● **Aim of the task**: Each line that follows should be printed again exactly as it stands.

>> Start Information supplied

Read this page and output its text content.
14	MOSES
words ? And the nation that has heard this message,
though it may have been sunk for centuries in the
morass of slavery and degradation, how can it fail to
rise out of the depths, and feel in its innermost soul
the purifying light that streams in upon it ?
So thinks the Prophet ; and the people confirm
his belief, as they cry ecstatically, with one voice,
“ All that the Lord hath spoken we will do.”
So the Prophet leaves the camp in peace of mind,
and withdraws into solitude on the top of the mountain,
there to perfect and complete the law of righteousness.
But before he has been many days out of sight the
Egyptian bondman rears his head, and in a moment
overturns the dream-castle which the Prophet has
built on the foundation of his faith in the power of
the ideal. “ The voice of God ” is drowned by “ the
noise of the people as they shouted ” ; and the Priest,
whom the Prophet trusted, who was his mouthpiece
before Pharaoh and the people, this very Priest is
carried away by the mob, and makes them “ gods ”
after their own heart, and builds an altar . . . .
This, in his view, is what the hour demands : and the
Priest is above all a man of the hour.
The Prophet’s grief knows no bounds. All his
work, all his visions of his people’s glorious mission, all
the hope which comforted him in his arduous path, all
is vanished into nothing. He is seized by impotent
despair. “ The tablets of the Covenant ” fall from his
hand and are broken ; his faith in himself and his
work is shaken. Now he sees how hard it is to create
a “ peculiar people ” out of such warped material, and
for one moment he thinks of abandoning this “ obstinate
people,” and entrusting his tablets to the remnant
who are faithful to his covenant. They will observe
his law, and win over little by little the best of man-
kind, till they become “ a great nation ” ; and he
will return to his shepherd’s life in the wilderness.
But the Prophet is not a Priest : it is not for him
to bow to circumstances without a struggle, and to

>> End Information supplied

● **Exercise solution**:
Read this page and output its text content.
14	MOSES
words ? And the nation that has heard this message,
though it may have been sunk for centuries in the
morass of slavery and degradation, how can it fail to
rise out of the depths, and feel in its innermost soul
the purifying light that streams in upon it ?
So thinks the Prophet ; and the people confirm
his belief, as they cry ecstatically, with one voice,
“ All that the Lord hath spoken we will do.”
So the Prophet leaves the camp in peace of mind,
and withdraws into solitude on the top of the mountain,
there to perfect and complete the law of righteousness.
But before he has been many days out of sight the
Egyptian bondman rears his head, and in a moment
overturns the dream-castle which the Prophet has
built on the foundation of his faith in the power of
the ideal. “ The voice of God ” is drowned by “ the
noise of the people as they shouted ” ; and the Priest,
whom the Prophet trusted, who was his mouthpiece
before Pharaoh and the people, this very Priest is
carried away by the mob, and makes them “ gods ”
after their own heart, and builds an altar . . . .
This, in his view, is what the hour demands : and the
Priest is above all a man of the hour.
The Prophet’s grief knows no bounds. All his
work, all his visions of his people’s glorious mission, all
the hope which comforted him in his arduous path, all
is vanished into nothing. He is seized by impotent
despair. “ The tablets of the Covenant ” fall from his
hand and are broken ; his faith in himself and his
work is shaken. Now he sees how hard it is to create
a “ peculiar people ” out of such warped material, and
for one moment he thinks of abandoning this “ obstinate
people,” and entrusting his tablets to the remnant
who are faithful to his covenant. They will observe
his law, and win over little by little the best of man-
kind, till they become “ a great nation ” ; and he
will return to his shepherd’s life in the wilderness.
But the Prophet is not a Priest : it is not for him
to bow to circumstances without a struggle, and to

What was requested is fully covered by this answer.